(Texte fourni)
#####

Ce dossier thématique est consacré aux confrontations, nuances, paradoxes et démarcations entre pratiques et savoirs, et comment l'on peut penser les histoires des sciences, des arts et du design ensemble. En étant sensible à la place des femmes dans la théorisation mais aussi dans la fondation et la production des savoirs comme des pratiques, comme aux nouveaux enjeux critiques, il s'agit de proposer des réflexions autour du rôle des femmes en tant que créatrices de savoirs.
Sans réduire les pratiques et les savoirs soit à la création, à la théorie ou à la recherche, mais au contraire en regardant les frottements qui s'opèrent entre ces postures, ce numéro accueille des contributions en histoire visuelle et culturelle, en anthropologie et histoire des sciences humaines et sociales, de l'art, du design et de l'architecture, depuis le début du XXe siècle.
2022 fut l'année des 100 ans de l'entrée de Marie Curie à l'école de médecine, et celle des 70 ans de la publication du cliché révélant la structure de l'ADN par Francis Crick et Maurice Wilkins dans la revue Nature, qui leur vaudra le prix Nobel de médecine en 1962. Ce cliché, réalisé par Rosalind Franklin, qui en fait une des chercheuses dont le travail continue d'être revalorisé car il illustre l'« effet Matilda », théorisé par Margaret Rossiter au début des années 1980. Cette théorie re-médiatisée depuis une dizaine d'années, et particulièrement depuis la fin des années 2020 dans le sillon des débats autour de la légitimation du travail des femmes, permet de faire ressurgir et de valoriser des travaux et des figures oubliées, mais également d'engager de nouvelles recherches plus soucieuses d'égalité.
En 2023 le rôle des femmes dans la construction de la connaissance est plus que jamais à l’ordre du jour car elles sont impliquées en tant que praticiennes, théoriciennes, consommatrices, historiennes, et en tant qu’objets de représentation.
Au début des années 1980, une approche féministe de l'histoire du design, notamment initiée par Griselda Pollock, avait été mise à l'ordre du jour. Selon elle, une approche féministe n'était ni une question secondaire ni une nouvelle perspective historique, il s'agissait d'en faire une préoccupation centrale de l'histoire du design contemporain.
Quarante ans plus tard, sommes-nous engagés dans une course à l'occupation d'un terrain « idéologiquement stratégique » ?
La thématique de ce dossier est représentée par 11 contributions originales portées par des points de vue et analyses d'autrices d'horizons disciplinaires et approches sensibles variés.

#####

(Données enregistrées)
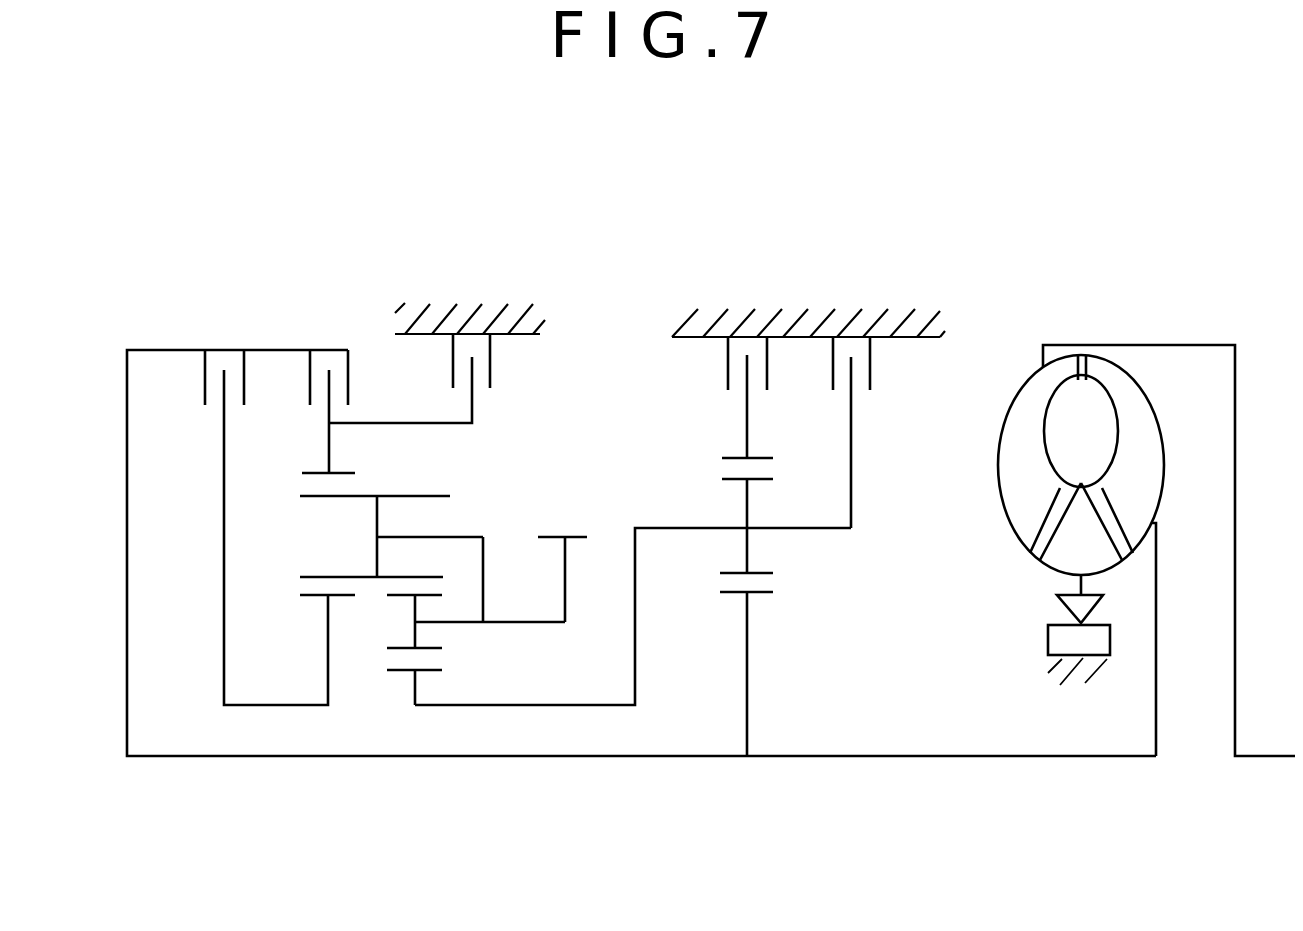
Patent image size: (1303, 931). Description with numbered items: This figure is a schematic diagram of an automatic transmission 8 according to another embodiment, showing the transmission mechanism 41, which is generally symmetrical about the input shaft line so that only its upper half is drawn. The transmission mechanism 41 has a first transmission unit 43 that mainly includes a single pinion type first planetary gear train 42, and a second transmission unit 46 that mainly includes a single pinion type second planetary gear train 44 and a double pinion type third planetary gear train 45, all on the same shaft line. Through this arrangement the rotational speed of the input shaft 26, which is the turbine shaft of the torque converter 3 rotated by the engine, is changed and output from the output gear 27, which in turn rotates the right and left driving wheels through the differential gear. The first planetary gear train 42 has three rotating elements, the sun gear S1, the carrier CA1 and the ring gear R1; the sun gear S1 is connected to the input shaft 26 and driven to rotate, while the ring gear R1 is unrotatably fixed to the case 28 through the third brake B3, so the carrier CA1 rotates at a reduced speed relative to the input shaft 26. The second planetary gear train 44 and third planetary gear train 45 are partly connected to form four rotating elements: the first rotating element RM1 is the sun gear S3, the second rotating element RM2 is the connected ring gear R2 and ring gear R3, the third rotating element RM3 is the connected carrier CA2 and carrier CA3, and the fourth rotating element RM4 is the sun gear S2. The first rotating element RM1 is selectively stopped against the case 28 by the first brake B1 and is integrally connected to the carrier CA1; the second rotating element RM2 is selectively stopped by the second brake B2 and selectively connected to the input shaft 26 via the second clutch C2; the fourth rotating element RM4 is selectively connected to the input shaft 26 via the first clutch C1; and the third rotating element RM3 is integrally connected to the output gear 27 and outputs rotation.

The torque converter 3 is at (1122, 263).
The automatic transmission 8 is at (938, 190).
The input shaft 26 is at (915, 757).
The output gear 27 is at (577, 535).
The case 28 is at (464, 318).
The transmission mechanism 41 is at (733, 210).
The first planetary gear train 42 is at (740, 772).
The first transmission unit 43 is at (655, 332).
The second planetary gear train 44 is at (302, 728).
The third planetary gear train 45 is at (423, 720).
The second transmission unit 46 is at (552, 298).
The first clutch C1 is at (223, 356).
The second clutch C2 is at (329, 356).
The first brake B1 is at (881, 363).
The second brake B2 is at (502, 361).
The third brake B3 is at (719, 363).
The ring gear R1 is at (752, 457).
The ring gear R2 is at (385, 464).
The ring gear R3 is at (330, 472).
The sun gear S1 is at (752, 595).
The sun gear S2 is at (333, 598).
The sun gear S3 is at (420, 672).
The carrier CA1 is at (852, 486).
The carrier CA2 is at (440, 537).
The carrier CA3 is at (427, 523).
The first rotating element RM1 is at (528, 706).
The second rotating element RM2 is at (470, 418).
The third rotating element RM3 is at (520, 623).
The fourth rotating element RM4 is at (275, 698).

#####

(Consigne)
Poursuivez, s'il vous plaît, la présentation du dossier thématique sur les femmes créatrices de savoirs, en reprenant juste après sa dernière phrase.

(Réponse attendue)
1. Médiation et vulgarisation scientifique. L'illustration et la pédagogie comme leviers
À la rentrée de la littérature graphique 2022, est parue la Bande dessinée de Camille Van Belle, Les oubliés de la science. Scientifique de formation et illustratrice pour la chronique « Trou de mémoire » du magazine Science et Vie junior, l'autrice propose 48 portraits d'hommes et de femmes dont les travaux n'ont pas été reconnus, ou ont été volontairement évincés. L'ouvrage est préfacé par Nadine Halberstadt, directrice de recherche CNRS en physique moléculaire et membre active de l'association Femmes & sciences. Cette association, fondée en 2000, regroupait, en 2021, 420 adhérentes et adhérents, de nombreux partenaires institutionnels, et deux autres associations au CA : Femmes ingénieures, et Femmes mathématiques. La réunion d'un engagement associatif de promotion, valorisation et constitution de réseau d'entraide, avec celui d'un récit graphique de médiation, de diffusion et de vulgarisation est particulièrement intéressante. Depuis quelques années, les collaborations entre artistes, illustrateurs, designers et scientifiques se multiplient afin de diffuser une science dont la compréhension la placerait au cœur de sa visualité, et celle-ci serait un levier particulièrement efficace et ludique pour la pédagogie.
La première contribution du dossier thématique, portée par Sacha Berna, est une approche à la fois historique et plastique. Elle propose d'interroger la place du geste scientifique dans l'iconographie des femmes de sciences, mais également d'analyser les possibles mises en valeur de ce geste grâce aux médias illustratifs et didactiques.
Lucie Barrette analyse ensuite la manière dont les rédactions de presse féminine investissent le champ des sciences techniques et comment elles le présentent à leurs lectrices. S'appuyant plus précisément sur le Journal des femmes au XIXesiècle, Il s'agira de réfléchir la presse féminine comme un espace paradoxal produisant un discours scientifique spécifique au genre féminin.
2. Enrichissement de l'histoire des contributions des femmes à la recherche savante
Les historiens des arts, du design et de l'architecture, ont contribué à renforcer ce discours en situant la place des femmes dans la division sexuelle du travail. Reyner Banham, dans Théorie et design à l'ère industrielle, a identifié deux sexes : les hommes et les femmes au foyer. Il y définit les femmes au foyer par une vie « transformée par des machines contrôlées par des femmes », comme les aspirateurs, par exemple. Philippa Goodall cite le four à micro-ondes et le congélateur comme des produits conçus ostensiblement pour alléger les tâches ménagères mais qui ont finalement créé plus de travail que de temps libre. Les deux produits ont été largement introduits dans la maison sous prétexte de commodité. La commodité pour la famille signifie avoir un accès rapide à la nourriture à tout moment, pratiquement comme s'il s'agissait pour la femme d'accomplir son devoir.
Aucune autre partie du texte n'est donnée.